— Given request —
Gather the lines below that include the string "title", copying each in full.

— Material for this task —

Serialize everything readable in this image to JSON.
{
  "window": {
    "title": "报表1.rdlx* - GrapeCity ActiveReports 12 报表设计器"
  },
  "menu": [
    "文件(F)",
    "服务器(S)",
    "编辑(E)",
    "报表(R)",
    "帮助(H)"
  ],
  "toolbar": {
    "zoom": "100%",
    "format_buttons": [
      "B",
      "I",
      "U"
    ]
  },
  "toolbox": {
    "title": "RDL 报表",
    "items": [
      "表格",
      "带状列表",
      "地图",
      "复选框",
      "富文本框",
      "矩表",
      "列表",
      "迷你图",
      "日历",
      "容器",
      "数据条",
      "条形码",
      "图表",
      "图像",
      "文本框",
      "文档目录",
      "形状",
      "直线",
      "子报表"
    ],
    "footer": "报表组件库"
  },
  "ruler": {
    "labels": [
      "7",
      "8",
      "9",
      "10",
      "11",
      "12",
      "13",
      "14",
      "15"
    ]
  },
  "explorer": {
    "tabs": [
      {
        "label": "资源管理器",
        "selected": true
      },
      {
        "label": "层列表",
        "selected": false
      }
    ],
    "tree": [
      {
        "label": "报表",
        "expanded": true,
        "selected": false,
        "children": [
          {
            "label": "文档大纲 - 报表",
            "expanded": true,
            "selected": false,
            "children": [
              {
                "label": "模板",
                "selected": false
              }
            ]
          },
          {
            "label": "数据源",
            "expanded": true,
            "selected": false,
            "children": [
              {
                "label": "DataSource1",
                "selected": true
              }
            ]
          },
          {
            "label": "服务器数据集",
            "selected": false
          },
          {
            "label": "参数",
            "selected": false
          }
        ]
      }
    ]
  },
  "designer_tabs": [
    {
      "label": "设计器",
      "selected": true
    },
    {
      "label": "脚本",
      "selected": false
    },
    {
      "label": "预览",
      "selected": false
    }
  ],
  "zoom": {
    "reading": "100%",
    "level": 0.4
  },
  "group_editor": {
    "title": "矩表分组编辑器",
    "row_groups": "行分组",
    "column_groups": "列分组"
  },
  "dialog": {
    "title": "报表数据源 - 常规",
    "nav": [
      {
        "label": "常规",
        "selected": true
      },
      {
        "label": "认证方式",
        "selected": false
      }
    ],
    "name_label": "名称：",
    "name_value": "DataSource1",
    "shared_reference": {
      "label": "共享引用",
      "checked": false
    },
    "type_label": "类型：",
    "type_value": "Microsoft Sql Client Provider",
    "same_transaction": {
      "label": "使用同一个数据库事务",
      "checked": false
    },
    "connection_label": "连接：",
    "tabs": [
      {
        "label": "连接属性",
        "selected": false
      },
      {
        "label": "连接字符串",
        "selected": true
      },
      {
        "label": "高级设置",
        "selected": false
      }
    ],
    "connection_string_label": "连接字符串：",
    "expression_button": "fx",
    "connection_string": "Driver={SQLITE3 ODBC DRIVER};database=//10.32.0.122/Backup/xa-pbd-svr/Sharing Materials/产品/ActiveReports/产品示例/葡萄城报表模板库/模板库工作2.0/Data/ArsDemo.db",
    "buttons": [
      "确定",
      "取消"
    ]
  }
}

— Task response —
    "title": "报表1.rdlx* - GrapeCity ActiveReports 12 报表设计器"
    "title": "RDL 报表",
    "title": "矩表分组编辑器",
    "title": "报表数据源 - 常规",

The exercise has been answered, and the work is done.